(SUPPLIED MATERIAL)

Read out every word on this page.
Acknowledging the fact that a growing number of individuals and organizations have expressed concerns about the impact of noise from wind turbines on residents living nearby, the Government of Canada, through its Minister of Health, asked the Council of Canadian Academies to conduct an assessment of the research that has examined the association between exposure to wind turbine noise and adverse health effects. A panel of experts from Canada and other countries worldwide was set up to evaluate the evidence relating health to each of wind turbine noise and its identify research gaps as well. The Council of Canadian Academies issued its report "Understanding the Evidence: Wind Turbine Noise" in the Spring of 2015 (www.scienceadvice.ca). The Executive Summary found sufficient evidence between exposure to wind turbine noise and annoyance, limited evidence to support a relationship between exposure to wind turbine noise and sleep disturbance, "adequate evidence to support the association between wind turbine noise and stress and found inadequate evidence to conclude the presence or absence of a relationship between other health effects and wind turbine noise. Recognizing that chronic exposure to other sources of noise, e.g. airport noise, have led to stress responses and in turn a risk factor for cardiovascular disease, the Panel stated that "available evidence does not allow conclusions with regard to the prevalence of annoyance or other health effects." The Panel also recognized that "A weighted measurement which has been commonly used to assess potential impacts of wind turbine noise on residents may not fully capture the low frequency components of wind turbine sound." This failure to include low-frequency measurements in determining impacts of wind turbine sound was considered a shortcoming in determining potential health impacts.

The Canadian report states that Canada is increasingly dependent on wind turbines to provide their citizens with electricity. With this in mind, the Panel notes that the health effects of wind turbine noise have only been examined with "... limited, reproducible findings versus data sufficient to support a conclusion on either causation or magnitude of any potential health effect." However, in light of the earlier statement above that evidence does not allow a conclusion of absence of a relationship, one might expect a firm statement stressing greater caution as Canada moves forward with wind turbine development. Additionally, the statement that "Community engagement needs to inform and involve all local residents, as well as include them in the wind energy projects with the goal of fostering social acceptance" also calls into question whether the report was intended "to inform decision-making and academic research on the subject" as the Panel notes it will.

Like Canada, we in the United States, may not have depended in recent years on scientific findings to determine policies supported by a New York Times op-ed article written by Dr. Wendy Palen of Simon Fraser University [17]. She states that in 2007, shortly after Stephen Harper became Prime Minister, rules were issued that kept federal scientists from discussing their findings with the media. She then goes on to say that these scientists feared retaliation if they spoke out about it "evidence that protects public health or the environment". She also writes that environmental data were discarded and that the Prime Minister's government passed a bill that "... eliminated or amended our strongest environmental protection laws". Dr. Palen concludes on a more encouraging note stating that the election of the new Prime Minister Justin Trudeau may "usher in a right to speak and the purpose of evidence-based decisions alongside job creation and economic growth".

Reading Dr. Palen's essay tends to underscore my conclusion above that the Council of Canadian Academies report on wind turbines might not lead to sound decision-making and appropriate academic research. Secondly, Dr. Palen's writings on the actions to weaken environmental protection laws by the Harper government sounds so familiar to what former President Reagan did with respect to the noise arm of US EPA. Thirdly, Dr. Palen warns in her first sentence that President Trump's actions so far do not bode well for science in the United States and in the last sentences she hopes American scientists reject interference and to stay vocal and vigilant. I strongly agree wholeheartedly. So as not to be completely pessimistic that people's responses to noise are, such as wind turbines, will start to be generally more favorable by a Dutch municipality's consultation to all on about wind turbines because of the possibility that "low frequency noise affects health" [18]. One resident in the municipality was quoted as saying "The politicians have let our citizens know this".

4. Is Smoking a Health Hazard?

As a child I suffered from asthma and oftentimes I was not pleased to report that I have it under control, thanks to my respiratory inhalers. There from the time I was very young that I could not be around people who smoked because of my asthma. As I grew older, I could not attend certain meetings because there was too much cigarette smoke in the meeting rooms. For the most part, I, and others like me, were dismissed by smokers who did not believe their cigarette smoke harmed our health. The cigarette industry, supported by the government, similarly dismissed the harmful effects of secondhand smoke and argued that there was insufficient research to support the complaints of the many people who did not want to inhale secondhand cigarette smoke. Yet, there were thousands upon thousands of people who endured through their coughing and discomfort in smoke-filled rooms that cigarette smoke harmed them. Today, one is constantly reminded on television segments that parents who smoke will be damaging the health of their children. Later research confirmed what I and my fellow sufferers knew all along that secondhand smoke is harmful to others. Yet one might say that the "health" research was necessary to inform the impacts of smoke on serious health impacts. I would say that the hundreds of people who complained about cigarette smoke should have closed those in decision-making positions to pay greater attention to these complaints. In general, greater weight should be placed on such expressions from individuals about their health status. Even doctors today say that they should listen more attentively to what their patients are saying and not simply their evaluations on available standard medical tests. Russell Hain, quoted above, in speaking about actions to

(End SUPPLIED MATERIAL)

**WORK ORDER**
Reproduce each entry above exactly, keeping every word.

**TASK SOLUTION**
Read out every word on this page.
Acknowledging the fact that a growing number of individuals and organizations have expressed concerns about the impact of noise from wind turbines on residents living nearby, the Government of Canada, through its Minister of Health, asked the Council of Canadian Academies to conduct an assessment of the research that has examined the association between exposure to wind turbine noise and adverse health effects. A panel of experts from Canada and other countries worldwide was set up to evaluate the evidence relating health to each of wind turbine noise and its identify research gaps as well. The Council of Canadian Academies issued its report "Understanding the Evidence: Wind Turbine Noise" in the Spring of 2015 (www.scienceadvice.ca). The Executive Summary found sufficient evidence between exposure to wind turbine noise and annoyance, limited evidence to support a relationship between exposure to wind turbine noise and sleep disturbance, "adequate evidence to support the association between wind turbine noise and stress and found inadequate evidence to conclude the presence or absence of a relationship between other health effects and wind turbine noise. Recognizing that chronic exposure to other sources of noise, e.g. airport noise, have led to stress responses and in turn a risk factor for cardiovascular disease, the Panel stated that "available evidence does not allow conclusions with regard to the prevalence of annoyance or other health effects." The Panel also recognized that "A weighted measurement which has been commonly used to assess potential impacts of wind turbine noise on residents may not fully capture the low frequency components of wind turbine sound." This failure to include low-frequency measurements in determining impacts of wind turbine sound was considered a shortcoming in determining potential health impacts.

The Canadian report states that Canada is increasingly dependent on wind turbines to provide their citizens with electricity. With this in mind, the Panel notes that the health effects of wind turbine noise have only been examined with "... limited, reproducible findings versus data sufficient to support a conclusion on either causation or magnitude of any potential health effect." However, in light of the earlier statement above that evidence does not allow a conclusion of absence of a relationship, one might expect a firm statement stressing greater caution as Canada moves forward with wind turbine development. Additionally, the statement that "Community engagement needs to inform and involve all local residents, as well as include them in the wind energy projects with the goal of fostering social acceptance" also calls into question whether the report was intended "to inform decision-making and academic research on the subject" as the Panel notes it will.

Like Canada, we in the United States, may not have depended in recent years on scientific findings to determine policies supported by a New York Times op-ed article written by Dr. Wendy Palen of Simon Fraser University [17]. She states that in 2007, shortly after Stephen Harper became Prime Minister, rules were issued that kept federal scientists from discussing their findings with the media. She then goes on to say that these scientists feared retaliation if they spoke out about it "evidence that protects public health or the environment". She also writes that environmental data were discarded and that the Prime Minister's government passed a bill that "... eliminated or amended our strongest environmental protection laws". Dr. Palen concludes on a more encouraging note stating that the election of the new Prime Minister Justin Trudeau may "usher in a right to speak and the purpose of evidence-based decisions alongside job creation and economic growth".

Reading Dr. Palen's essay tends to underscore my conclusion above that the Council of Canadian Academies report on wind turbines might not lead to sound decision-making and appropriate academic research. Secondly, Dr. Palen's writings on the actions to weaken environmental protection laws by the Harper government sounds so familiar to what former President Reagan did with respect to the noise arm of US EPA. Thirdly, Dr. Palen warns in her first sentence that President Trump's actions so far do not bode well for science in the United States and in the last sentences she hopes American scientists reject interference and to stay vocal and vigilant. I strongly agree wholeheartedly. So as not to be completely pessimistic that people's responses to noise are, such as wind turbines, will start to be generally more favorable by a Dutch municipality's consultation to all on about wind turbines because of the possibility that "low frequency noise affects health" [18]. One resident in the municipality was quoted as saying "The politicians have let our citizens know this".

4. Is Smoking a Health Hazard?

As a child I suffered from asthma and oftentimes I was not pleased to report that I have it under control, thanks to my respiratory inhalers. There from the time I was very young that I could not be around people who smoked because of my asthma. As I grew older, I could not attend certain meetings because there was too much cigarette smoke in the meeting rooms. For the most part, I, and others like me, were dismissed by smokers who did not believe their cigarette smoke harmed our health. The cigarette industry, supported by the government, similarly dismissed the harmful effects of secondhand smoke and argued that there was insufficient research to support the complaints of the many people who did not want to inhale secondhand cigarette smoke. Yet, there were thousands upon thousands of people who endured through their coughing and discomfort in smoke-filled rooms that cigarette smoke harmed them. Today, one is constantly reminded on television segments that parents who smoke will be damaging the health of their children. Later research confirmed what I and my fellow sufferers knew all along that secondhand smoke is harmful to others. Yet one might say that the "health" research was necessary to inform the impacts of smoke on serious health impacts. I would say that the hundreds of people who complained about cigarette smoke should have closed those in decision-making positions to pay greater attention to these complaints. In general, greater weight should be placed on such expressions from individuals about their health status. Even doctors today say that they should listen more attentively to what their patients are saying and not simply their evaluations on available standard medical tests. Russell Hain, quoted above, in speaking about actions to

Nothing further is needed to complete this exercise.